● Exercise
Output each entry verbatim and exclude every picture from it.

[START]

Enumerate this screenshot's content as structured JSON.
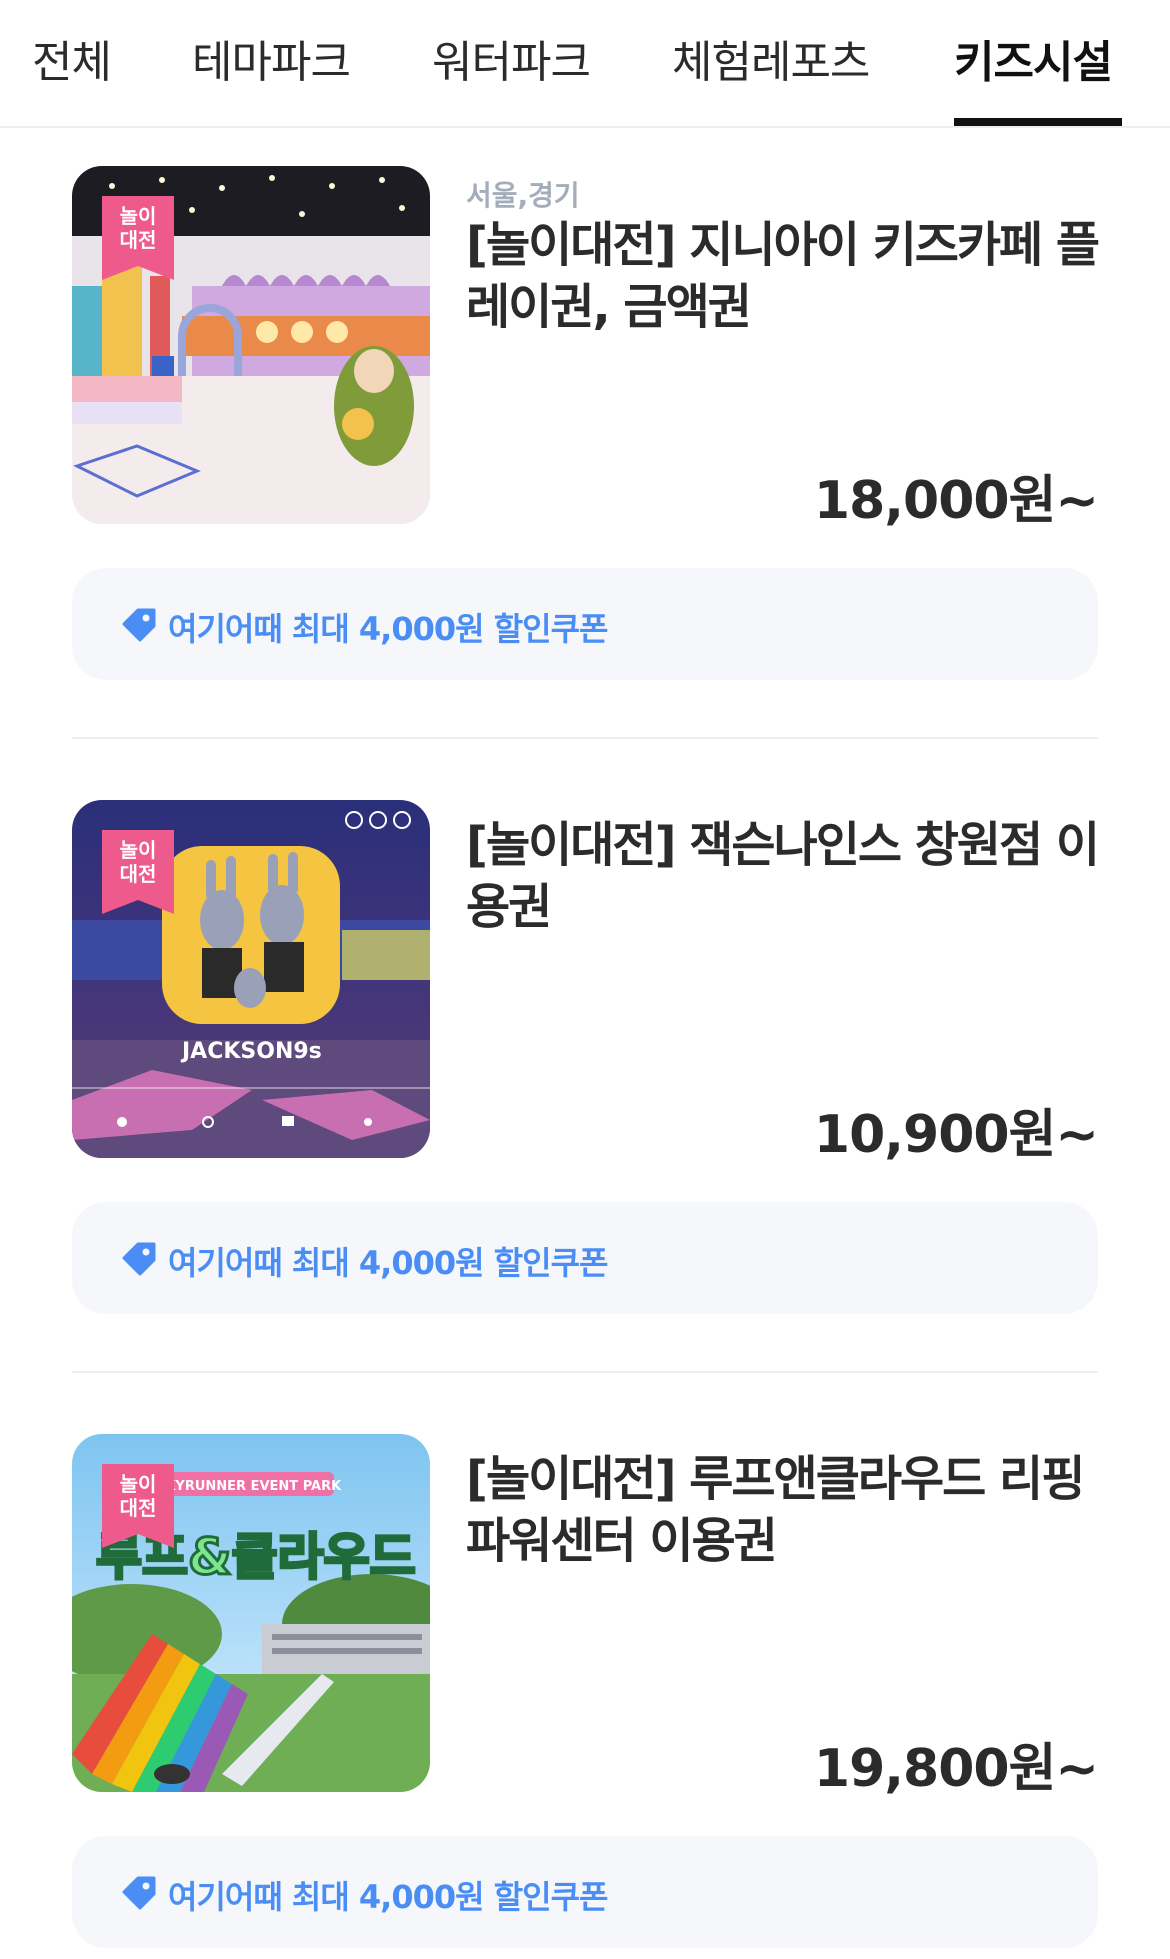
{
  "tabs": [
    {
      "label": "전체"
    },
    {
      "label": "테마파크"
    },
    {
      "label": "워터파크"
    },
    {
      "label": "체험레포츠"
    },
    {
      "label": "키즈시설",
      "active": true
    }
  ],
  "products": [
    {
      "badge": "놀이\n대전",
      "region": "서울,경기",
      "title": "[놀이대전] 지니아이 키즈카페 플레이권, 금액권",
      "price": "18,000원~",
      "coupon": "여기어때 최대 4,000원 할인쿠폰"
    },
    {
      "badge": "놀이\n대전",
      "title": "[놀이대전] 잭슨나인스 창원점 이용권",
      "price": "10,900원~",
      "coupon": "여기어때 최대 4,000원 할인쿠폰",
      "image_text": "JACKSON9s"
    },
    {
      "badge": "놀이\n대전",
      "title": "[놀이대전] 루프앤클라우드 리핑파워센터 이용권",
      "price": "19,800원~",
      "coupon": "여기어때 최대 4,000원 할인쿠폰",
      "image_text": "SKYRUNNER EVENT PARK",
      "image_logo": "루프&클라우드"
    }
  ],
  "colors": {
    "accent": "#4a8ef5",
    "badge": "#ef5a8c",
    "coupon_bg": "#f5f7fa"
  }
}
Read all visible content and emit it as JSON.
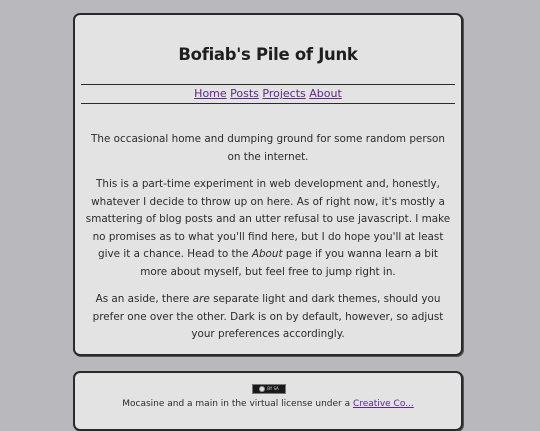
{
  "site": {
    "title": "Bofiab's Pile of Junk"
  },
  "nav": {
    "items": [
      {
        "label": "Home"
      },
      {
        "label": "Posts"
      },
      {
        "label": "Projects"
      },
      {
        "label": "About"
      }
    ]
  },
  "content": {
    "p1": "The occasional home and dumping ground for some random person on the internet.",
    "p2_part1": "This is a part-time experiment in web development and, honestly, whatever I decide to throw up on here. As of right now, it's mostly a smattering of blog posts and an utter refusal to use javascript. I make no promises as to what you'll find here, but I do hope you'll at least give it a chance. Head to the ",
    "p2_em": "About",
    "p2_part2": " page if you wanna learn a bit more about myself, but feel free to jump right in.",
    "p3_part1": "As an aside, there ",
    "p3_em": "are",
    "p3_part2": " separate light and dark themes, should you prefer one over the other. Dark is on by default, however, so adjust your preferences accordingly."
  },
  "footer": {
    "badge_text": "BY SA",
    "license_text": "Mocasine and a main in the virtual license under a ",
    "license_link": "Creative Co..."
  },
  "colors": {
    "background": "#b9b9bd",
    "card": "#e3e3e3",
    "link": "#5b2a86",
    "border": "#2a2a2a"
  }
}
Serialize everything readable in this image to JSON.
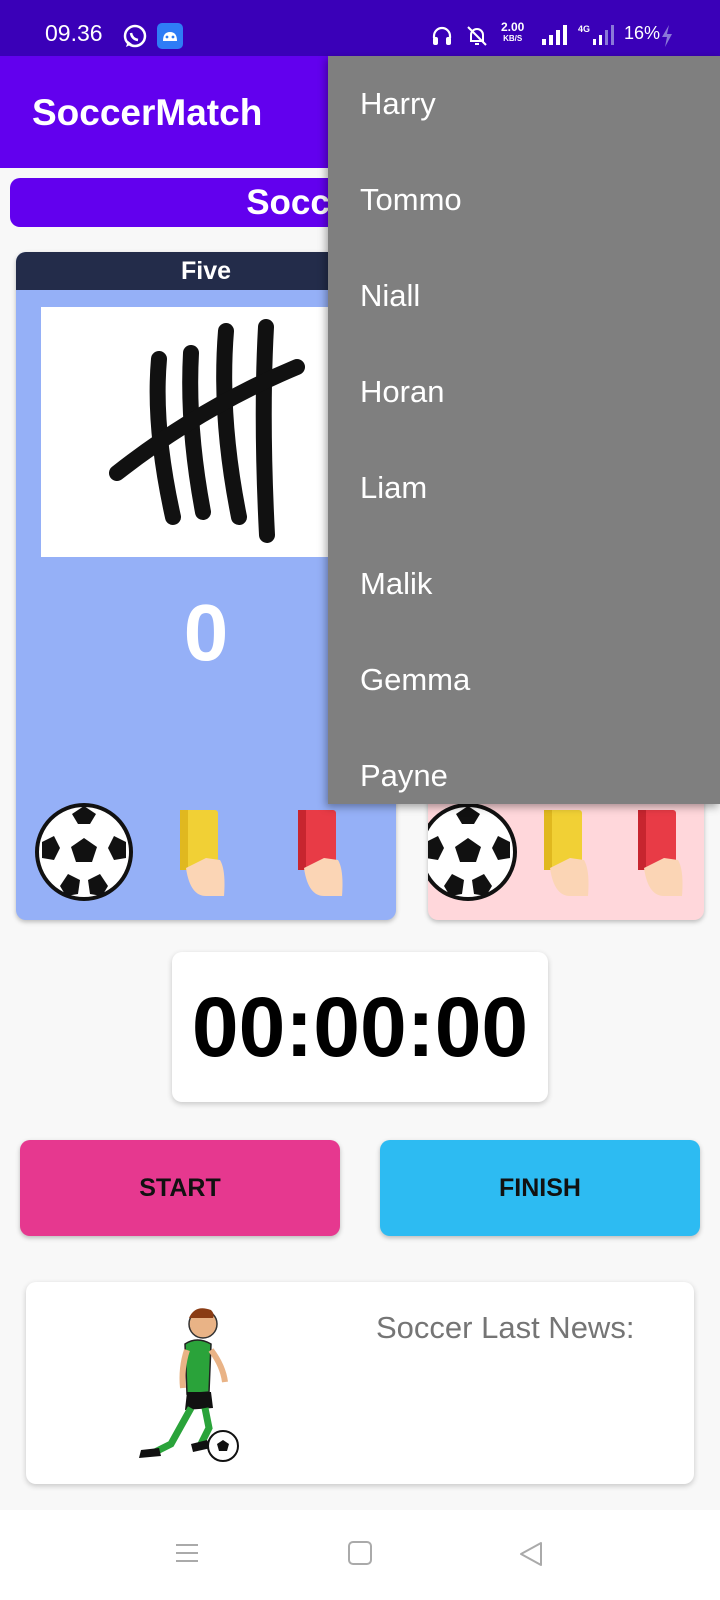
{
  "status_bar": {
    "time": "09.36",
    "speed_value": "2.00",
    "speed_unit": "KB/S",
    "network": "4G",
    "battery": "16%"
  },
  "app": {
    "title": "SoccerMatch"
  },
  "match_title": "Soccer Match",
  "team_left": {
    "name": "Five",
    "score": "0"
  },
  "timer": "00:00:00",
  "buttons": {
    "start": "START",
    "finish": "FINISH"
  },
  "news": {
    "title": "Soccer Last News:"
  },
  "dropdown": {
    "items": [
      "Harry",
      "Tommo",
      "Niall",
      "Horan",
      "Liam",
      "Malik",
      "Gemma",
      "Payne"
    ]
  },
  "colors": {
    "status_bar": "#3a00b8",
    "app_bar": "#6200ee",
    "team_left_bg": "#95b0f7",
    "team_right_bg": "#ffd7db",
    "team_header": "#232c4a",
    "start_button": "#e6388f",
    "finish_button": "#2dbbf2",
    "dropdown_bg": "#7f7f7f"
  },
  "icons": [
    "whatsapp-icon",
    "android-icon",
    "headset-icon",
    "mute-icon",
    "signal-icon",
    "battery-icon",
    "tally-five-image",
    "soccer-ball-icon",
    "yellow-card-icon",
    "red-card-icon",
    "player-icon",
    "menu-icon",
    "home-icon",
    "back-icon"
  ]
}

[END]

● Result below
Enumerate this screenshot's content as structured JSON.
{
  "tabs": [
    {
      "label": "전체"
    },
    {
      "label": "테마파크"
    },
    {
      "label": "워터파크"
    },
    {
      "label": "체험레포츠"
    },
    {
      "label": "키즈시설",
      "active": true
    }
  ],
  "products": [
    {
      "badge": "놀이\n대전",
      "region": "서울,경기",
      "title": "[놀이대전] 지니아이 키즈카페 플레이권, 금액권",
      "price": "18,000원~",
      "coupon": "여기어때 최대 4,000원 할인쿠폰"
    },
    {
      "badge": "놀이\n대전",
      "title": "[놀이대전] 잭슨나인스 창원점 이용권",
      "price": "10,900원~",
      "coupon": "여기어때 최대 4,000원 할인쿠폰",
      "image_text": "JACKSON9s"
    },
    {
      "badge": "놀이\n대전",
      "title": "[놀이대전] 루프앤클라우드 리핑파워센터 이용권",
      "price": "19,800원~",
      "coupon": "여기어때 최대 4,000원 할인쿠폰",
      "image_text": "SKYRUNNER EVENT PARK",
      "image_logo": "루프&클라우드"
    }
  ],
  "colors": {
    "accent": "#4a8ef5",
    "badge": "#ef5a8c",
    "coupon_bg": "#f5f7fa"
  }
}
Read all visible content and emit it as JSON.
{
  "site": {
    "title": "Bofiab's Pile of Junk"
  },
  "nav": {
    "items": [
      {
        "label": "Home"
      },
      {
        "label": "Posts"
      },
      {
        "label": "Projects"
      },
      {
        "label": "About"
      }
    ]
  },
  "content": {
    "p1": "The occasional home and dumping ground for some random person on the internet.",
    "p2_part1": "This is a part-time experiment in web development and, honestly, whatever I decide to throw up on here. As of right now, it's mostly a smattering of blog posts and an utter refusal to use javascript. I make no promises as to what you'll find here, but I do hope you'll at least give it a chance. Head to the ",
    "p2_em": "About",
    "p2_part2": " page if you wanna learn a bit more about myself, but feel free to jump right in.",
    "p3_part1": "As an aside, there ",
    "p3_em": "are",
    "p3_part2": " separate light and dark themes, should you prefer one over the other. Dark is on by default, however, so adjust your preferences accordingly."
  },
  "footer": {
    "badge_text": "BY SA",
    "license_text": "Mocasine and a main in the virtual license under a ",
    "license_link": "Creative Co..."
  },
  "colors": {
    "background": "#b9b9bd",
    "card": "#e3e3e3",
    "link": "#5b2a86",
    "border": "#2a2a2a"
  }
}
Serialize everything readable in this image to JSON.
{
  "status_bar": {
    "time": "09.36",
    "speed_value": "2.00",
    "speed_unit": "KB/S",
    "network": "4G",
    "battery": "16%"
  },
  "app": {
    "title": "SoccerMatch"
  },
  "match_title": "Soccer Match",
  "team_left": {
    "name": "Five",
    "score": "0"
  },
  "timer": "00:00:00",
  "buttons": {
    "start": "START",
    "finish": "FINISH"
  },
  "news": {
    "title": "Soccer Last News:"
  },
  "dropdown": {
    "items": [
      "Harry",
      "Tommo",
      "Niall",
      "Horan",
      "Liam",
      "Malik",
      "Gemma",
      "Payne"
    ]
  },
  "colors": {
    "status_bar": "#3a00b8",
    "app_bar": "#6200ee",
    "team_left_bg": "#95b0f7",
    "team_right_bg": "#ffd7db",
    "team_header": "#232c4a",
    "start_button": "#e6388f",
    "finish_button": "#2dbbf2",
    "dropdown_bg": "#7f7f7f"
  },
  "icons": [
    "whatsapp-icon",
    "android-icon",
    "headset-icon",
    "mute-icon",
    "signal-icon",
    "battery-icon",
    "tally-five-image",
    "soccer-ball-icon",
    "yellow-card-icon",
    "red-card-icon",
    "player-icon",
    "menu-icon",
    "home-icon",
    "back-icon"
  ]
}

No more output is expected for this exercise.